*** Set di dati ***

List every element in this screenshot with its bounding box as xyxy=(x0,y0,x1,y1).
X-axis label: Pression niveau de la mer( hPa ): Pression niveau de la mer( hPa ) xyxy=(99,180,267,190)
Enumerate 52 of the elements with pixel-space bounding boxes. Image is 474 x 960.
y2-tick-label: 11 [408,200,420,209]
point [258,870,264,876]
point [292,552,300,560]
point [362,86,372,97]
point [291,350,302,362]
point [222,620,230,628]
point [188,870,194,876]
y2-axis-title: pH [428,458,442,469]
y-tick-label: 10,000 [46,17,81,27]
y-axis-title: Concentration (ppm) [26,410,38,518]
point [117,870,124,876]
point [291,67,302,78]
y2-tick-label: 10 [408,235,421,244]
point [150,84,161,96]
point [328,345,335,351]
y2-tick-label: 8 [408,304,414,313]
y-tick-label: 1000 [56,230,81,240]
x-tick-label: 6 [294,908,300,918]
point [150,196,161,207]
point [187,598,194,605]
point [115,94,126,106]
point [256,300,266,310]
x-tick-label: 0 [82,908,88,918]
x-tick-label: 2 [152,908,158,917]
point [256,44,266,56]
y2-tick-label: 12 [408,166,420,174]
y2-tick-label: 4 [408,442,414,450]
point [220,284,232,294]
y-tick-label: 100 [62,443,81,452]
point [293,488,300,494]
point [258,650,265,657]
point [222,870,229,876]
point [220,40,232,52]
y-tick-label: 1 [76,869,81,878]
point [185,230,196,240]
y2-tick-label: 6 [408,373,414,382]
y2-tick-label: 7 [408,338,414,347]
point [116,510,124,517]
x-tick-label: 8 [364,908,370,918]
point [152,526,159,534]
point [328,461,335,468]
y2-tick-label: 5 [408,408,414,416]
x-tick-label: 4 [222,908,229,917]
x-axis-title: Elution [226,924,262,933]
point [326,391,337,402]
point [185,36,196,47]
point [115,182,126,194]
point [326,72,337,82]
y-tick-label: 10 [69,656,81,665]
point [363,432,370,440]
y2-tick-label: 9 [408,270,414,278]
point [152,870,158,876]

***

§ **Il tuo obiettivo**:
Cambia "Concentration" in "Concentrazione" in tutte le righe qui sopra e riportale per intero, per favore, lasciando invariato tutto il resto.

§ **Risultato del compito**:
List every element in this screenshot with its bounding box as xyxy=(x0,y0,x1,y1).
X-axis label: Pression niveau de la mer( hPa ): Pression niveau de la mer( hPa ) xyxy=(99,180,267,190)
Enumerate 52 of the elements with pixel-space bounding boxes. Image is 474 x 960.
y2-tick-label: 11 [408,200,420,209]
point [258,870,264,876]
point [292,552,300,560]
point [362,86,372,97]
point [291,350,302,362]
point [222,620,230,628]
point [188,870,194,876]
y2-axis-title: pH [428,458,442,469]
y-tick-label: 10,000 [46,17,81,27]
y-axis-title: Concentrazione (ppm) [26,410,38,518]
point [117,870,124,876]
point [291,67,302,78]
y2-tick-label: 10 [408,235,421,244]
point [150,84,161,96]
point [328,345,335,351]
y2-tick-label: 8 [408,304,414,313]
y-tick-label: 1000 [56,230,81,240]
x-tick-label: 6 [294,908,300,918]
point [150,196,161,207]
point [187,598,194,605]
point [115,94,126,106]
point [256,300,266,310]
x-tick-label: 0 [82,908,88,918]
x-tick-label: 2 [152,908,158,917]
point [256,44,266,56]
y2-tick-label: 12 [408,166,420,174]
y2-tick-label: 4 [408,442,414,450]
point [220,284,232,294]
y-tick-label: 100 [62,443,81,452]
point [293,488,300,494]
point [258,650,265,657]
point [222,870,229,876]
point [220,40,232,52]
y-tick-label: 1 [76,869,81,878]
point [185,230,196,240]
y2-tick-label: 6 [408,373,414,382]
y2-tick-label: 7 [408,338,414,347]
point [116,510,124,517]
x-tick-label: 8 [364,908,370,918]
point [152,526,159,534]
point [328,461,335,468]
y2-tick-label: 5 [408,408,414,416]
x-tick-label: 4 [222,908,229,917]
x-axis-title: Elution [226,924,262,933]
point [326,391,337,402]
point [185,36,196,47]
point [115,182,126,194]
point [326,72,337,82]
y-tick-label: 10 [69,656,81,665]
point [363,432,370,440]
y2-tick-label: 9 [408,270,414,278]
point [152,870,158,876]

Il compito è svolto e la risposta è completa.